Picking an AD Backend and Enzyme Errors

I’m working on an optimization problem for a paper of the form
cost(θ) => scalar, where θ is potentially large, maybe 100-200 dimensional.

I was under the assumption reverse mode AD is appropriate for this task, however benchmarking a few:

For θ in R^100

For forward mode:

  • ForwardDiff takes ~200ms
  • PolyesterForwardDiff takes ~20ms (with 10 Chunks)

For reverse mode:

  • ReverseDiff takes ~2000ms with significantly more allocations
  • Zygote fails because I do quite a lot of mutation to avoid allocations
  • Diffractor gives some type error that I don’t understand
  • Enzyme gives this, which…I’m really not sure what to do with

For completeness, I opened an Enzyme issue here.

So, what is the best approach here? ForwardDiff is working, PolyesterForwardDiff gives a nice 10x speedup, but seem unsupported as an AD backend for SciML’s Optimization. And only ReverseDiff works in reverse-land.

I’d appreciate any insight!

For more context, the problem setup is here

Ah, also my mistake, AutoPolyesterForwardDiff is indeed apart of Optimization. It just hasn’t made it to the docs yet.

EDIT: However, I could not get it to work.

Can you post a reproducible example of your code?

Replied on GitHub re Enzyme error.

Looks like Julia’s complex sqrt has a bit hack. We should just define a rule for it. That should fix it, but I don’t myself have time for roughly a week before I can work on it.

If you or others are interested in adding it lmk.

Doing so properly requires writing the complex sqrt here (Enzyme/enzyme/Enzyme/InstructionDerivatives.td at 0b621884bc531329095d202f042f6599a86614ec · EnzymeAD/Enzyme · GitHub this is the complex 1/z rule) and for Julia here (Enzyme.jl/src/compiler/interpreter.jl at 8784d1f79cf9e84028bc04c7455493d1b9dcbd31 · EnzymeAD/Enzyme.jl · GitHub) and here (Enzyme.jl/src/compiler.jl at 8784d1f79cf9e84028bc04c7455493d1b9dcbd31 · EnzymeAD/Enzyme.jl · GitHub)

1 Like

For performant reversediff you would want to compile the tape API · ReverseDiff.jl

2 Likes

For completeness, at the moment Diffractor.jl is only a forward mode backend, and still rather experimental

1 Like

Is there a reason you think reverse mode is more appropriate for this task? We have done many detailed measurements in different domains, and for example A Comparison of Automatic Differentiation and Continuous Sensitivity Analysis for Derivatives of Differential Equation Solutions | IEEE Conference Publication | IEEE Xplore this mentions that due to various limitations of reverse mode that 100 is the cutoff to where you should start considering reverse-mode AD.

#### [Data listing]

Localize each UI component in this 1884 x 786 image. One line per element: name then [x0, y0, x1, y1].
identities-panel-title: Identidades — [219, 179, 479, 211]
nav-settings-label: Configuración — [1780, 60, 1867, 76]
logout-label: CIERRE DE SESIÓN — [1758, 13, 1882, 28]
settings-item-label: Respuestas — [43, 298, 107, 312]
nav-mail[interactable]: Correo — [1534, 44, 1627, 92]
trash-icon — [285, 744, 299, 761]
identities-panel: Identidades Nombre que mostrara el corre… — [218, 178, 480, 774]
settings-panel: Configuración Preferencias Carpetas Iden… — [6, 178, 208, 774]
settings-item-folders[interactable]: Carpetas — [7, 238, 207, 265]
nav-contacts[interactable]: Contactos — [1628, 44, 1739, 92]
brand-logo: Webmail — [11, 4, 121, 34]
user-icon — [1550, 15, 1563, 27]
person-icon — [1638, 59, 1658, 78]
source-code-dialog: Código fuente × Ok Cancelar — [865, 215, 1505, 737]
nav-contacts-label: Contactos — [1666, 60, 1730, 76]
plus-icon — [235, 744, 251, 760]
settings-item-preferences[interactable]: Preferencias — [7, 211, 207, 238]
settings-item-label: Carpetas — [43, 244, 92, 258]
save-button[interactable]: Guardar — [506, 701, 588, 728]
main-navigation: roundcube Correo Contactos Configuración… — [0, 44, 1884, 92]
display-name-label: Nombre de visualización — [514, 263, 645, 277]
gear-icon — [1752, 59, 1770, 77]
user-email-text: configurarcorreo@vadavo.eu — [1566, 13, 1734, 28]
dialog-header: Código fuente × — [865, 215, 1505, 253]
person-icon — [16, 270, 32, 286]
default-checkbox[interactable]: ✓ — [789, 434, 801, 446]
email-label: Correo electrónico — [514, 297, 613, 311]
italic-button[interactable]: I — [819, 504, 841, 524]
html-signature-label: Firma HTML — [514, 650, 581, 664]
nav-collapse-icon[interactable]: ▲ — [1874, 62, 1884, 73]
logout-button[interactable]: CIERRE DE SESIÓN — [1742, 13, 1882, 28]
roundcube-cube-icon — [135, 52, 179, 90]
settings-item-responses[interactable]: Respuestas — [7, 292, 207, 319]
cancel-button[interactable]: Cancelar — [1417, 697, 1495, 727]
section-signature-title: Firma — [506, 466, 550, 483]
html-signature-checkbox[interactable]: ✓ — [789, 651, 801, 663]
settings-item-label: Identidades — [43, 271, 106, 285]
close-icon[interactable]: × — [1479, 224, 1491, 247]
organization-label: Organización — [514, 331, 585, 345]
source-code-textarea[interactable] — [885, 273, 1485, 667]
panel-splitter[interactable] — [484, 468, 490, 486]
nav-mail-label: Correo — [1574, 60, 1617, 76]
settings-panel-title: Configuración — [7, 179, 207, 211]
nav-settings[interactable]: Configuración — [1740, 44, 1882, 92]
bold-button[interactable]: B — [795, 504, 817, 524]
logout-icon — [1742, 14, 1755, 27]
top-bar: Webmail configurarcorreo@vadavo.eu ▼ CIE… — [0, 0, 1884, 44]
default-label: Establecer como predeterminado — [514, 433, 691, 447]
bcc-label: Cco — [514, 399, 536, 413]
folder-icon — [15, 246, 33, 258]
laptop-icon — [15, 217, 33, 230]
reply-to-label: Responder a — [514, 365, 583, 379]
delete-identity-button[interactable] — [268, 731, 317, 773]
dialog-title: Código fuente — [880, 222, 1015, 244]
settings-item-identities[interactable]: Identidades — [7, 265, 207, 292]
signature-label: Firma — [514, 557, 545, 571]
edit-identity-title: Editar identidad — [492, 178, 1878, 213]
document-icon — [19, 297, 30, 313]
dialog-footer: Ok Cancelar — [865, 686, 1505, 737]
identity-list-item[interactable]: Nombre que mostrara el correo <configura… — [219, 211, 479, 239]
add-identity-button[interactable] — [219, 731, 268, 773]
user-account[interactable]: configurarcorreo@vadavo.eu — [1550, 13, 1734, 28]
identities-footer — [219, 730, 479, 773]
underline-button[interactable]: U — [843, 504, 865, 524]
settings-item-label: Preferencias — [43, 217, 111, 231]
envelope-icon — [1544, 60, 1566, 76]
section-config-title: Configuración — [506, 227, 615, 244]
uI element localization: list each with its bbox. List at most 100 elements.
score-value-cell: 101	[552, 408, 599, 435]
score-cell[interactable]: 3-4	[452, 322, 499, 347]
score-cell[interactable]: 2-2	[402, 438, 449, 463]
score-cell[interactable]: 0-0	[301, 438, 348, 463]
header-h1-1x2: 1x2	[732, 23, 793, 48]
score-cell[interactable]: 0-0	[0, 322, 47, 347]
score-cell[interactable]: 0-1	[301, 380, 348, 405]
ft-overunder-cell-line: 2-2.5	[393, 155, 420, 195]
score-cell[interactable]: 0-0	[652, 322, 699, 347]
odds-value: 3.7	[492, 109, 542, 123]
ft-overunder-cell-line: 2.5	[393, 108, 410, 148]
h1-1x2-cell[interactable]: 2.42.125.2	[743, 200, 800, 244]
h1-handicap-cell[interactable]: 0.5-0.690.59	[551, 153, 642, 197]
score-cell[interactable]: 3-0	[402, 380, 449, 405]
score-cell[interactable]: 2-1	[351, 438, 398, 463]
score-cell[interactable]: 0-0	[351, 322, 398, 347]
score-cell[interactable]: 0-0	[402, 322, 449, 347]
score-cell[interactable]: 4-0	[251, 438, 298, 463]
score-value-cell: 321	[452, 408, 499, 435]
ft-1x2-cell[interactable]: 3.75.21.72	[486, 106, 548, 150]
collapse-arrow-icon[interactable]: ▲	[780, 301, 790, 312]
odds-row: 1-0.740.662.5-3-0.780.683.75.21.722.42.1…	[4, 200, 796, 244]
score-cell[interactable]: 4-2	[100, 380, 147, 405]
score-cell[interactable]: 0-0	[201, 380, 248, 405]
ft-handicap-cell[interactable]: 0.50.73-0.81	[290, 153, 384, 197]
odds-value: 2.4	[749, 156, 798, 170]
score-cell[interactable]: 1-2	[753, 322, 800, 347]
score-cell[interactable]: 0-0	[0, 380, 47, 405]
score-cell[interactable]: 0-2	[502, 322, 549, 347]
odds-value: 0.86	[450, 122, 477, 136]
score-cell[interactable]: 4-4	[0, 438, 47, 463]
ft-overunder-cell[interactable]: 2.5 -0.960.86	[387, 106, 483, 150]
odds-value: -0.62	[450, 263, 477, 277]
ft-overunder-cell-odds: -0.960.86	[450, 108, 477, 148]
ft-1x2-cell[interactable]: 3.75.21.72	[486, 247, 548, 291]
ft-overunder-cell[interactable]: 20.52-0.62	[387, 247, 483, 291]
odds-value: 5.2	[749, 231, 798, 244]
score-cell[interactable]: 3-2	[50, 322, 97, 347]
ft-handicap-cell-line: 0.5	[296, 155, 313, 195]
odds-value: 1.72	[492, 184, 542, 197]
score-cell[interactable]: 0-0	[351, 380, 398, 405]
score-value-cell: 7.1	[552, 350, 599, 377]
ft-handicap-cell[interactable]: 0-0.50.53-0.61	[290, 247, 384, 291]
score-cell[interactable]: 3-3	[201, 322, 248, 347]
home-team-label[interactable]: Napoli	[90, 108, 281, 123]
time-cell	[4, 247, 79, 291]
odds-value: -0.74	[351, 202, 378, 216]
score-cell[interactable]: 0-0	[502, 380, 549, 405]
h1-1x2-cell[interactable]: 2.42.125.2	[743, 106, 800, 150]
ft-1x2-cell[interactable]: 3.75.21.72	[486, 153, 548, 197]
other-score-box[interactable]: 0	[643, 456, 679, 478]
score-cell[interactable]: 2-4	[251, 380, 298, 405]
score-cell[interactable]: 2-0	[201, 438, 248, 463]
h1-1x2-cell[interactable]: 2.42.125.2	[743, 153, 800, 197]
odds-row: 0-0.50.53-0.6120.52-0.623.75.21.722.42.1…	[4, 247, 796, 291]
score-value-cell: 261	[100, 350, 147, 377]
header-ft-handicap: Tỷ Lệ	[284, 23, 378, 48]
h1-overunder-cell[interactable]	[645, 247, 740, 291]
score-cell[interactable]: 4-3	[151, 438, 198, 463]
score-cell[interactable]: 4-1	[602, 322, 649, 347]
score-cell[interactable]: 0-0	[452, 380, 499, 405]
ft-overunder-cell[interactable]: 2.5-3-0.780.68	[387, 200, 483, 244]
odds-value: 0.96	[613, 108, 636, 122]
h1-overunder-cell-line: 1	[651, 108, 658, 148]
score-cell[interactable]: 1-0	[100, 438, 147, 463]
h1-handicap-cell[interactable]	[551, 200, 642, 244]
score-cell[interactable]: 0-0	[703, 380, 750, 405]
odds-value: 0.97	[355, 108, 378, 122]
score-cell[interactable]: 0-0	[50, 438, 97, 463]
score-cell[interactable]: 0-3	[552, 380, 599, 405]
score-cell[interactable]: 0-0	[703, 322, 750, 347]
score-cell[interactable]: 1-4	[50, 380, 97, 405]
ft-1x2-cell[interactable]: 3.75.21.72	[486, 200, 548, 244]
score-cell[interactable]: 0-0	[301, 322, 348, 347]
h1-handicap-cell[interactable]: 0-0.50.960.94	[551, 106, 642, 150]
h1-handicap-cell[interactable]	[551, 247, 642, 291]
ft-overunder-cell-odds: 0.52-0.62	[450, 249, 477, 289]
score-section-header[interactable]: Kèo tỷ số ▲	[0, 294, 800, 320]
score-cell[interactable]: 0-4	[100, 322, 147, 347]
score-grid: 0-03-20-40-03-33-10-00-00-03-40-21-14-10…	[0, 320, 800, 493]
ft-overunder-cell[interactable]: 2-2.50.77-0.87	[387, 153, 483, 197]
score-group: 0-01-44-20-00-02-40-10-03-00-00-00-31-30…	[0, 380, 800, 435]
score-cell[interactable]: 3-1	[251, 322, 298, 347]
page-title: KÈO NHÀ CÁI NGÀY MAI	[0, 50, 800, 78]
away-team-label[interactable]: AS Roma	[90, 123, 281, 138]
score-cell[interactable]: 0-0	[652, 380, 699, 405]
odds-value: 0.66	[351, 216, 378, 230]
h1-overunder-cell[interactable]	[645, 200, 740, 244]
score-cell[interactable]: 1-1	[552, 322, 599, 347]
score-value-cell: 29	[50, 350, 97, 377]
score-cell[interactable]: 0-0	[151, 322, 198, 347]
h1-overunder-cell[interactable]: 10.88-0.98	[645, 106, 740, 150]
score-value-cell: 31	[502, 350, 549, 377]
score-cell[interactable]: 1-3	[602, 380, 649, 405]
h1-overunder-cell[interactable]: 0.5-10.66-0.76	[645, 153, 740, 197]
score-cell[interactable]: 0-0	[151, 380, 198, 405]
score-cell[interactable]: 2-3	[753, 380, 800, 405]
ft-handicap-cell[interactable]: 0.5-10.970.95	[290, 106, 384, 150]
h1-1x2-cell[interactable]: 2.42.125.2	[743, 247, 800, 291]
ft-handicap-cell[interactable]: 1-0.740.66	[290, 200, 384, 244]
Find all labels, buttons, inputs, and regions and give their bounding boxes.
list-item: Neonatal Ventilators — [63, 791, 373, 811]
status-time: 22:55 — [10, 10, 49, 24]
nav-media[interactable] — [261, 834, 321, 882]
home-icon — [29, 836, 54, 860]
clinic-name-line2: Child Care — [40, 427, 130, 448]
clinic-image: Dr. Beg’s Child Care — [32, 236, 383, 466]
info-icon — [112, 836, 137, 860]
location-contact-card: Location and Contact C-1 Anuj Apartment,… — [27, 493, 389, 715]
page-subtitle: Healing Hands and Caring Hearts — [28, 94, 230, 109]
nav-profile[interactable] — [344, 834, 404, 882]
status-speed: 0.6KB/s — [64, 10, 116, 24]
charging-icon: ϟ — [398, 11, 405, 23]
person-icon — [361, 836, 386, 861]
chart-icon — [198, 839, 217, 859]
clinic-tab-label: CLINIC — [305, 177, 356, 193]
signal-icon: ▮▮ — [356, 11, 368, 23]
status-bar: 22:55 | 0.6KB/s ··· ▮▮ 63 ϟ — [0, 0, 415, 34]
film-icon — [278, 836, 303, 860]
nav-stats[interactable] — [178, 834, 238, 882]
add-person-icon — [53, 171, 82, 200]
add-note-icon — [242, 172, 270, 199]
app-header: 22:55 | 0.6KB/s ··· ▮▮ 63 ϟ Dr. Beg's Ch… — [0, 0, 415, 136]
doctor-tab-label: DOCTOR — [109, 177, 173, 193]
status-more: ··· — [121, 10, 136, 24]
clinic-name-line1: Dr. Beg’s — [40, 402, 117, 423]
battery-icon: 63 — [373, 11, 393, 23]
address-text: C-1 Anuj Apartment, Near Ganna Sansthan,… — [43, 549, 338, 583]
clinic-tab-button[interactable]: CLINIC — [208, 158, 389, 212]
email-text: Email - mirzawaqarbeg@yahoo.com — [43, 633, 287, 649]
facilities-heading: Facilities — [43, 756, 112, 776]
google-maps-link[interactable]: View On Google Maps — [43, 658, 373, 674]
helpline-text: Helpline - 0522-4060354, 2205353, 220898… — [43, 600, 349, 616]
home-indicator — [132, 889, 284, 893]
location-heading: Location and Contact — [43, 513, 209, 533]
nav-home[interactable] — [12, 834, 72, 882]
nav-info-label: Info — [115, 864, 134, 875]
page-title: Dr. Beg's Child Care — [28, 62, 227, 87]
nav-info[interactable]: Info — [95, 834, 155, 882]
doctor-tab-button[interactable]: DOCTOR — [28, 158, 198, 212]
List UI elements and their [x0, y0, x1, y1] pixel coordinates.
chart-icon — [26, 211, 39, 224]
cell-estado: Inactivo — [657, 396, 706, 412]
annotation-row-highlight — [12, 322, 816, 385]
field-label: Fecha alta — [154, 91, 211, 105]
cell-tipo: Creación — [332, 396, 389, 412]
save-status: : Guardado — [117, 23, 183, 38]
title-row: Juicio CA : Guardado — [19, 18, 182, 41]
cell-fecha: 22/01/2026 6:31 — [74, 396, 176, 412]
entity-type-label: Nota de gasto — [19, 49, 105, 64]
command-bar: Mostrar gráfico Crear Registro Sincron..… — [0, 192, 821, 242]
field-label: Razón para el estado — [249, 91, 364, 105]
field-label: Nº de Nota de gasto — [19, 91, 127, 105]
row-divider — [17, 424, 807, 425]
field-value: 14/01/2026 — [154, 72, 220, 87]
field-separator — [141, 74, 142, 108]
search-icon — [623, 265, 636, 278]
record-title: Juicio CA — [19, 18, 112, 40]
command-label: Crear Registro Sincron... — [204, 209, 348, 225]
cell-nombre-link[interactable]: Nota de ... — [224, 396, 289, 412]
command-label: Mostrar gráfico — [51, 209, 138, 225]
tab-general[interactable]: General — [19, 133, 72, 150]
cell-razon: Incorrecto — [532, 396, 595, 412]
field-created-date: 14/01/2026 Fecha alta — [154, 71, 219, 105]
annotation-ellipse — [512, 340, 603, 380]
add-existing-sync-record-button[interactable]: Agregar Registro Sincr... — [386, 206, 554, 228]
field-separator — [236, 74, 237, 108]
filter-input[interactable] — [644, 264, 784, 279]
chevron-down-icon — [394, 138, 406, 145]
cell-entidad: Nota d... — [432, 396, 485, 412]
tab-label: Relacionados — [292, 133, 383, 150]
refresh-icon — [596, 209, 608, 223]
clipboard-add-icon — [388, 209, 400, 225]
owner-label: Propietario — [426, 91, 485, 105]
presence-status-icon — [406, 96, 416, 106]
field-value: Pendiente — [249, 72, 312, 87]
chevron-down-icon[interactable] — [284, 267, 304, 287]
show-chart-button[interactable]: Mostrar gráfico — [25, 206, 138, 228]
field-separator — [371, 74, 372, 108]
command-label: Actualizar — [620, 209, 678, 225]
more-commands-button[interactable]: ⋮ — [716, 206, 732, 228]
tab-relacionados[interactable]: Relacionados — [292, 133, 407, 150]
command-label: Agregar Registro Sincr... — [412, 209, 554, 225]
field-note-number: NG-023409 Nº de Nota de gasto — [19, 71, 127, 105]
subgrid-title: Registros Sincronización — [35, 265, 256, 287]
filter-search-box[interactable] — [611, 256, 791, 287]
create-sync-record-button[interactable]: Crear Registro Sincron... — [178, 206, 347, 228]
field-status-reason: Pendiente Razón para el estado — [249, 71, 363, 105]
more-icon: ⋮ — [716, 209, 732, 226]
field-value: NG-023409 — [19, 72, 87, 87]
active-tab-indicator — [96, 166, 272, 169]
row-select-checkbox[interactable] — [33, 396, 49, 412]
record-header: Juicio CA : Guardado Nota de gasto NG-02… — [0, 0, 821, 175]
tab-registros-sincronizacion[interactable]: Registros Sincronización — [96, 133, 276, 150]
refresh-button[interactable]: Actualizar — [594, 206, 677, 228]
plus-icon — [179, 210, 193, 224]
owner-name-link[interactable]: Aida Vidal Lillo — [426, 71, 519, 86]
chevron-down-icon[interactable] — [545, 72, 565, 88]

#### [Work to complete]
Reproduce word for word the stretch of the thread on picking an AD backend from "I’d appreciate any" through "work on it.".

#### [Task solution]
I’d appreciate any insight!

For more context, the problem setup is here

Ah, also my mistake, AutoPolyesterForwardDiff is indeed apart of Optimization. It just hasn’t made it to the docs yet.

EDIT: However, I could not get it to work.

Can you post a reproducible example of your code?

Replied on GitHub re Enzyme error.

Looks like Julia’s complex sqrt has a bit hack. We should just define a rule for it. That should fix it, but I don’t myself have time for roughly a week before I can work on it.